• _Data provided_
========

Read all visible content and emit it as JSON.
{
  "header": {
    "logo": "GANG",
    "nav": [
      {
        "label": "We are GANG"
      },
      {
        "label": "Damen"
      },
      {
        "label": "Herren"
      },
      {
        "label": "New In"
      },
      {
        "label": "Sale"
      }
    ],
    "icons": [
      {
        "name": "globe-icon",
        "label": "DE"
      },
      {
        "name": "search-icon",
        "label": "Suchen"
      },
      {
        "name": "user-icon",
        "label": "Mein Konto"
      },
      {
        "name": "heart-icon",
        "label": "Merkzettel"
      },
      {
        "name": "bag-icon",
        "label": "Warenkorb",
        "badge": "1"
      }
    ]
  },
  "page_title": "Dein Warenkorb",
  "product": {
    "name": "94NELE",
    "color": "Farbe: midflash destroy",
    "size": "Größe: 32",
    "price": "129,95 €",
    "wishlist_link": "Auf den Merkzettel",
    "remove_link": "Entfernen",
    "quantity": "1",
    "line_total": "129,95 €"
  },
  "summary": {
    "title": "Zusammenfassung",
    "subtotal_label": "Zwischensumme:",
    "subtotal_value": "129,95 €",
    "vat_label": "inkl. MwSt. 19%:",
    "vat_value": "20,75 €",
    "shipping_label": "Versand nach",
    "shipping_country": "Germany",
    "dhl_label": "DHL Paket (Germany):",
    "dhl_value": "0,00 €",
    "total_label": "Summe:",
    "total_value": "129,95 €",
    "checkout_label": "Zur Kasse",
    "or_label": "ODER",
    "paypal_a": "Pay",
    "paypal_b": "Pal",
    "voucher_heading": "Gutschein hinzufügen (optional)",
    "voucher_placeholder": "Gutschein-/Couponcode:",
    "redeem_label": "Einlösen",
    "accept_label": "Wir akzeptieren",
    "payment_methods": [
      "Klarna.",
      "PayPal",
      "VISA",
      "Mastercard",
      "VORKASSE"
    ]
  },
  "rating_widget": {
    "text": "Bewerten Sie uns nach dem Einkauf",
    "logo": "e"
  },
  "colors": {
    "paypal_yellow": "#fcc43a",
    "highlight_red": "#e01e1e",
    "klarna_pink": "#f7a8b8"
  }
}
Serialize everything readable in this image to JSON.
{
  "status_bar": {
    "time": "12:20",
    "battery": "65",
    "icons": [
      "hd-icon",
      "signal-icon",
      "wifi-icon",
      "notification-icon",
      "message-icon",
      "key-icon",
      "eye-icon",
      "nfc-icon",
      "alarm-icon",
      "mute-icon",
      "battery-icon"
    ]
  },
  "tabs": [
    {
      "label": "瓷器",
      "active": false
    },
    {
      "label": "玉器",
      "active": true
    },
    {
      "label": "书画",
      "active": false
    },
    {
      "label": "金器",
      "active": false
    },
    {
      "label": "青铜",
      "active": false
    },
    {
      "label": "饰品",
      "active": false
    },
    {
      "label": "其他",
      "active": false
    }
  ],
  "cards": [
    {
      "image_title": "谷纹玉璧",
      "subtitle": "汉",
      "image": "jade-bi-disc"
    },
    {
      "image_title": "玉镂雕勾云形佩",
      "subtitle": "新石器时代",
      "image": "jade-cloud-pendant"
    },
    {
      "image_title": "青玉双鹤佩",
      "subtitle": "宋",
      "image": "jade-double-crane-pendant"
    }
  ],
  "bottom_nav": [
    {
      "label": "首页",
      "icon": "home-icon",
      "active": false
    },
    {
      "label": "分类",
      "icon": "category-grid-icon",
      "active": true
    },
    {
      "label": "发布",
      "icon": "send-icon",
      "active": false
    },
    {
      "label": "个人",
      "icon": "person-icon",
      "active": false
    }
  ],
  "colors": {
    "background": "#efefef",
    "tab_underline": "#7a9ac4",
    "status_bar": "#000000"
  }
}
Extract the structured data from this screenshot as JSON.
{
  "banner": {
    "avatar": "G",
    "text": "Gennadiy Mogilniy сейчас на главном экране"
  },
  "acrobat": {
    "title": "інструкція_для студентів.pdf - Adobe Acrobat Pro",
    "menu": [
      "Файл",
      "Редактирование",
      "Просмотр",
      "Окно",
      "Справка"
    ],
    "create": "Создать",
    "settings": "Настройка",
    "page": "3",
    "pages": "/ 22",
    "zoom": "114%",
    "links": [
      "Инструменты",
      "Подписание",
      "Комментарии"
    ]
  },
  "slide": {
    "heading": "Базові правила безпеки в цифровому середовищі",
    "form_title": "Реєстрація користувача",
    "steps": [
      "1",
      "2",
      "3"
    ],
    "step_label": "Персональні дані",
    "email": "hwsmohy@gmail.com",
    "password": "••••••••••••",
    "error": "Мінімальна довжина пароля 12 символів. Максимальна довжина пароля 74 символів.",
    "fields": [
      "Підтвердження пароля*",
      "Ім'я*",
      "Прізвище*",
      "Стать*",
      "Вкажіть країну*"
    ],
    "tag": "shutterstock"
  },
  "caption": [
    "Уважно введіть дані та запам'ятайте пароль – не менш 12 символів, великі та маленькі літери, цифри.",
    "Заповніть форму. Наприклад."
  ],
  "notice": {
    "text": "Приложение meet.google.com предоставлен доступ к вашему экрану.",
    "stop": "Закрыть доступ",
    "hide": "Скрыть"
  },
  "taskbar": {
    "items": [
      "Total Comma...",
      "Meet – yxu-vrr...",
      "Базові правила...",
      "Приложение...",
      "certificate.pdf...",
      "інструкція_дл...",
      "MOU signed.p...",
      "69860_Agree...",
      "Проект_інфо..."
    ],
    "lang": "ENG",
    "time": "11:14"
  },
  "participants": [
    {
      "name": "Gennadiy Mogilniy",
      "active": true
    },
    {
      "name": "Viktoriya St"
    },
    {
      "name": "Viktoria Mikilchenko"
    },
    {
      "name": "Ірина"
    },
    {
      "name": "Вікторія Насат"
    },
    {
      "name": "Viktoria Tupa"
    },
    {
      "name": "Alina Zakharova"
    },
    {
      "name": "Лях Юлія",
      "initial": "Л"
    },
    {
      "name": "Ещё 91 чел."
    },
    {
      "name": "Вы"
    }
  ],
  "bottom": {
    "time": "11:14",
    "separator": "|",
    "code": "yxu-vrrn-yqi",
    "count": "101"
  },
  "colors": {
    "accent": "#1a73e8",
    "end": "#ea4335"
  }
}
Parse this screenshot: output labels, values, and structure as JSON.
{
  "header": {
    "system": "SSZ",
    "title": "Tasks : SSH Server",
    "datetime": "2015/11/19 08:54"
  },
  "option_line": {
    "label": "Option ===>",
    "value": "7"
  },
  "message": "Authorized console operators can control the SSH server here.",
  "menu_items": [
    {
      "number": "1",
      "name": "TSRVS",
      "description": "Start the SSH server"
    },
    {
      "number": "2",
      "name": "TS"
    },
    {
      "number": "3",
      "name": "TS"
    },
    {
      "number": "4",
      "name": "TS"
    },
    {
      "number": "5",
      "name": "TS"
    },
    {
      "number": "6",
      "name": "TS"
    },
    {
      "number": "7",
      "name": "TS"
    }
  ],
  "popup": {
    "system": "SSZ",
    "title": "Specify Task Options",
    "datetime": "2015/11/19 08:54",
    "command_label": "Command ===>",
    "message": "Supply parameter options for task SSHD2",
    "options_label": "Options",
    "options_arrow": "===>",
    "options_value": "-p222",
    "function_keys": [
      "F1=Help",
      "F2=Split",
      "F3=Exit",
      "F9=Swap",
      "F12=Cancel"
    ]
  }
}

========

• _What to do_
Take the listing above and set it down exactly.

• _Solved problem_
Read all visible content and emit it as JSON.
{
  "header": {
    "logo": "GANG",
    "nav": [
      {
        "label": "We are GANG"
      },
      {
        "label": "Damen"
      },
      {
        "label": "Herren"
      },
      {
        "label": "New In"
      },
      {
        "label": "Sale"
      }
    ],
    "icons": [
      {
        "name": "globe-icon",
        "label": "DE"
      },
      {
        "name": "search-icon",
        "label": "Suchen"
      },
      {
        "name": "user-icon",
        "label": "Mein Konto"
      },
      {
        "name": "heart-icon",
        "label": "Merkzettel"
      },
      {
        "name": "bag-icon",
        "label": "Warenkorb",
        "badge": "1"
      }
    ]
  },
  "page_title": "Dein Warenkorb",
  "product": {
    "name": "94NELE",
    "color": "Farbe: midflash destroy",
    "size": "Größe: 32",
    "price": "129,95 €",
    "wishlist_link": "Auf den Merkzettel",
    "remove_link": "Entfernen",
    "quantity": "1",
    "line_total": "129,95 €"
  },
  "summary": {
    "title": "Zusammenfassung",
    "subtotal_label": "Zwischensumme:",
    "subtotal_value": "129,95 €",
    "vat_label": "inkl. MwSt. 19%:",
    "vat_value": "20,75 €",
    "shipping_label": "Versand nach",
    "shipping_country": "Germany",
    "dhl_label": "DHL Paket (Germany):",
    "dhl_value": "0,00 €",
    "total_label": "Summe:",
    "total_value": "129,95 €",
    "checkout_label": "Zur Kasse",
    "or_label": "ODER",
    "paypal_a": "Pay",
    "paypal_b": "Pal",
    "voucher_heading": "Gutschein hinzufügen (optional)",
    "voucher_placeholder": "Gutschein-/Couponcode:",
    "redeem_label": "Einlösen",
    "accept_label": "Wir akzeptieren",
    "payment_methods": [
      "Klarna.",
      "PayPal",
      "VISA",
      "Mastercard",
      "VORKASSE"
    ]
  },
  "rating_widget": {
    "text": "Bewerten Sie uns nach dem Einkauf",
    "logo": "e"
  },
  "colors": {
    "paypal_yellow": "#fcc43a",
    "highlight_red": "#e01e1e",
    "klarna_pink": "#f7a8b8"
  }
}
Serialize everything readable in this image to JSON.
{
  "status_bar": {
    "time": "12:20",
    "battery": "65",
    "icons": [
      "hd-icon",
      "signal-icon",
      "wifi-icon",
      "notification-icon",
      "message-icon",
      "key-icon",
      "eye-icon",
      "nfc-icon",
      "alarm-icon",
      "mute-icon",
      "battery-icon"
    ]
  },
  "tabs": [
    {
      "label": "瓷器",
      "active": false
    },
    {
      "label": "玉器",
      "active": true
    },
    {
      "label": "书画",
      "active": false
    },
    {
      "label": "金器",
      "active": false
    },
    {
      "label": "青铜",
      "active": false
    },
    {
      "label": "饰品",
      "active": false
    },
    {
      "label": "其他",
      "active": false
    }
  ],
  "cards": [
    {
      "image_title": "谷纹玉璧",
      "subtitle": "汉",
      "image": "jade-bi-disc"
    },
    {
      "image_title": "玉镂雕勾云形佩",
      "subtitle": "新石器时代",
      "image": "jade-cloud-pendant"
    },
    {
      "image_title": "青玉双鹤佩",
      "subtitle": "宋",
      "image": "jade-double-crane-pendant"
    }
  ],
  "bottom_nav": [
    {
      "label": "首页",
      "icon": "home-icon",
      "active": false
    },
    {
      "label": "分类",
      "icon": "category-grid-icon",
      "active": true
    },
    {
      "label": "发布",
      "icon": "send-icon",
      "active": false
    },
    {
      "label": "个人",
      "icon": "person-icon",
      "active": false
    }
  ],
  "colors": {
    "background": "#efefef",
    "tab_underline": "#7a9ac4",
    "status_bar": "#000000"
  }
}
Extract the structured data from this screenshot as JSON.
{
  "banner": {
    "avatar": "G",
    "text": "Gennadiy Mogilniy сейчас на главном экране"
  },
  "acrobat": {
    "title": "інструкція_для студентів.pdf - Adobe Acrobat Pro",
    "menu": [
      "Файл",
      "Редактирование",
      "Просмотр",
      "Окно",
      "Справка"
    ],
    "create": "Создать",
    "settings": "Настройка",
    "page": "3",
    "pages": "/ 22",
    "zoom": "114%",
    "links": [
      "Инструменты",
      "Подписание",
      "Комментарии"
    ]
  },
  "slide": {
    "heading": "Базові правила безпеки в цифровому середовищі",
    "form_title": "Реєстрація користувача",
    "steps": [
      "1",
      "2",
      "3"
    ],
    "step_label": "Персональні дані",
    "email": "hwsmohy@gmail.com",
    "password": "••••••••••••",
    "error": "Мінімальна довжина пароля 12 символів. Максимальна довжина пароля 74 символів.",
    "fields": [
      "Підтвердження пароля*",
      "Ім'я*",
      "Прізвище*",
      "Стать*",
      "Вкажіть країну*"
    ],
    "tag": "shutterstock"
  },
  "caption": [
    "Уважно введіть дані та запам'ятайте пароль – не менш 12 символів, великі та маленькі літери, цифри.",
    "Заповніть форму. Наприклад."
  ],
  "notice": {
    "text": "Приложение meet.google.com предоставлен доступ к вашему экрану.",
    "stop": "Закрыть доступ",
    "hide": "Скрыть"
  },
  "taskbar": {
    "items": [
      "Total Comma...",
      "Meet – yxu-vrr...",
      "Базові правила...",
      "Приложение...",
      "certificate.pdf...",
      "інструкція_дл...",
      "MOU signed.p...",
      "69860_Agree...",
      "Проект_інфо..."
    ],
    "lang": "ENG",
    "time": "11:14"
  },
  "participants": [
    {
      "name": "Gennadiy Mogilniy",
      "active": true
    },
    {
      "name": "Viktoriya St"
    },
    {
      "name": "Viktoria Mikilchenko"
    },
    {
      "name": "Ірина"
    },
    {
      "name": "Вікторія Насат"
    },
    {
      "name": "Viktoria Tupa"
    },
    {
      "name": "Alina Zakharova"
    },
    {
      "name": "Лях Юлія",
      "initial": "Л"
    },
    {
      "name": "Ещё 91 чел."
    },
    {
      "name": "Вы"
    }
  ],
  "bottom": {
    "time": "11:14",
    "separator": "|",
    "code": "yxu-vrrn-yqi",
    "count": "101"
  },
  "colors": {
    "accent": "#1a73e8",
    "end": "#ea4335"
  }
}
Parse this screenshot: output labels, values, and structure as JSON.
{
  "header": {
    "system": "SSZ",
    "title": "Tasks : SSH Server",
    "datetime": "2015/11/19 08:54"
  },
  "option_line": {
    "label": "Option ===>",
    "value": "7"
  },
  "message": "Authorized console operators can control the SSH server here.",
  "menu_items": [
    {
      "number": "1",
      "name": "TSRVS",
      "description": "Start the SSH server"
    },
    {
      "number": "2",
      "name": "TS"
    },
    {
      "number": "3",
      "name": "TS"
    },
    {
      "number": "4",
      "name": "TS"
    },
    {
      "number": "5",
      "name": "TS"
    },
    {
      "number": "6",
      "name": "TS"
    },
    {
      "number": "7",
      "name": "TS"
    }
  ],
  "popup": {
    "system": "SSZ",
    "title": "Specify Task Options",
    "datetime": "2015/11/19 08:54",
    "command_label": "Command ===>",
    "message": "Supply parameter options for task SSHD2",
    "options_label": "Options",
    "options_arrow": "===>",
    "options_value": "-p222",
    "function_keys": [
      "F1=Help",
      "F2=Split",
      "F3=Exit",
      "F9=Swap",
      "F12=Cancel"
    ]
  }
}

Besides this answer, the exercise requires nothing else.